start Given records

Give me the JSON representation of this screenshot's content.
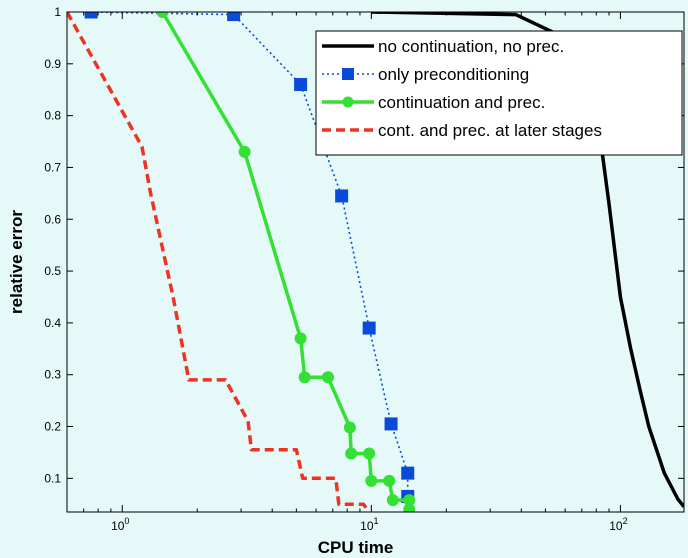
{
  "chart_data": {
    "type": "line",
    "title": "",
    "xlabel": "CPU time",
    "ylabel": "relative error",
    "x_scale": "log",
    "xlim": [
      0.6,
      180
    ],
    "ylim": [
      0.035,
      1.0
    ],
    "grid": false,
    "legend_position": "top-right",
    "x_tick_values": [
      1,
      10,
      100
    ],
    "x_tick_labels": [
      {
        "base": "10",
        "exp": "0"
      },
      {
        "base": "10",
        "exp": "1"
      },
      {
        "base": "10",
        "exp": "2"
      }
    ],
    "y_ticks": [
      "0.1",
      "0.2",
      "0.3",
      "0.4",
      "0.5",
      "0.6",
      "0.7",
      "0.8",
      "0.9",
      "1"
    ],
    "series": [
      {
        "name": "no continuation, no prec.",
        "color": "#000000",
        "style": "solid",
        "marker": "none",
        "x": [
          10,
          38,
          60,
          70,
          80,
          85,
          90,
          100,
          110,
          120,
          130,
          150,
          170,
          180
        ],
        "y": [
          1.0,
          0.995,
          0.95,
          0.9,
          0.8,
          0.72,
          0.63,
          0.45,
          0.35,
          0.27,
          0.2,
          0.11,
          0.06,
          0.045
        ]
      },
      {
        "name": "only preconditioning",
        "color": "#0a4ad8",
        "style": "dotted",
        "marker": "square",
        "x": [
          0.75,
          2.8,
          5.2,
          7.6,
          9.8,
          12,
          14,
          14
        ],
        "y": [
          1.0,
          0.995,
          0.86,
          0.645,
          0.39,
          0.205,
          0.11,
          0.065
        ]
      },
      {
        "name": "continuation and prec.",
        "color": "#33e033",
        "style": "solid",
        "marker": "circle",
        "x": [
          1.45,
          3.1,
          5.2,
          5.4,
          6.7,
          8.2,
          8.3,
          9.8,
          10,
          11.8,
          12.2,
          14.2,
          14.2
        ],
        "y": [
          1.0,
          0.73,
          0.37,
          0.295,
          0.295,
          0.198,
          0.148,
          0.148,
          0.095,
          0.095,
          0.058,
          0.058,
          0.04
        ]
      },
      {
        "name": "cont. and prec. at later stages",
        "color": "#ee3322",
        "style": "dashed",
        "marker": "none",
        "x": [
          0.6,
          1.2,
          1.3,
          1.6,
          1.85,
          2.6,
          3.2,
          3.3,
          5.0,
          5.3,
          7.2,
          7.4,
          9.3,
          9.6
        ],
        "y": [
          1.0,
          0.74,
          0.65,
          0.45,
          0.29,
          0.29,
          0.21,
          0.155,
          0.155,
          0.1,
          0.1,
          0.05,
          0.05,
          0.04
        ]
      }
    ]
  }
}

end Given records

Exercise task
Exclude all images and restate the records above word for word.

Complete response
Give me the JSON representation of this screenshot's content.
{
  "chart_data": {
    "type": "line",
    "title": "",
    "xlabel": "CPU time",
    "ylabel": "relative error",
    "x_scale": "log",
    "xlim": [
      0.6,
      180
    ],
    "ylim": [
      0.035,
      1.0
    ],
    "grid": false,
    "legend_position": "top-right",
    "x_tick_values": [
      1,
      10,
      100
    ],
    "x_tick_labels": [
      {
        "base": "10",
        "exp": "0"
      },
      {
        "base": "10",
        "exp": "1"
      },
      {
        "base": "10",
        "exp": "2"
      }
    ],
    "y_ticks": [
      "0.1",
      "0.2",
      "0.3",
      "0.4",
      "0.5",
      "0.6",
      "0.7",
      "0.8",
      "0.9",
      "1"
    ],
    "series": [
      {
        "name": "no continuation, no prec.",
        "color": "#000000",
        "style": "solid",
        "marker": "none",
        "x": [
          10,
          38,
          60,
          70,
          80,
          85,
          90,
          100,
          110,
          120,
          130,
          150,
          170,
          180
        ],
        "y": [
          1.0,
          0.995,
          0.95,
          0.9,
          0.8,
          0.72,
          0.63,
          0.45,
          0.35,
          0.27,
          0.2,
          0.11,
          0.06,
          0.045
        ]
      },
      {
        "name": "only preconditioning",
        "color": "#0a4ad8",
        "style": "dotted",
        "marker": "square",
        "x": [
          0.75,
          2.8,
          5.2,
          7.6,
          9.8,
          12,
          14,
          14
        ],
        "y": [
          1.0,
          0.995,
          0.86,
          0.645,
          0.39,
          0.205,
          0.11,
          0.065
        ]
      },
      {
        "name": "continuation and prec.",
        "color": "#33e033",
        "style": "solid",
        "marker": "circle",
        "x": [
          1.45,
          3.1,
          5.2,
          5.4,
          6.7,
          8.2,
          8.3,
          9.8,
          10,
          11.8,
          12.2,
          14.2,
          14.2
        ],
        "y": [
          1.0,
          0.73,
          0.37,
          0.295,
          0.295,
          0.198,
          0.148,
          0.148,
          0.095,
          0.095,
          0.058,
          0.058,
          0.04
        ]
      },
      {
        "name": "cont. and prec. at later stages",
        "color": "#ee3322",
        "style": "dashed",
        "marker": "none",
        "x": [
          0.6,
          1.2,
          1.3,
          1.6,
          1.85,
          2.6,
          3.2,
          3.3,
          5.0,
          5.3,
          7.2,
          7.4,
          9.3,
          9.6
        ],
        "y": [
          1.0,
          0.74,
          0.65,
          0.45,
          0.29,
          0.29,
          0.21,
          0.155,
          0.155,
          0.1,
          0.1,
          0.05,
          0.05,
          0.04
        ]
      }
    ]
  }
}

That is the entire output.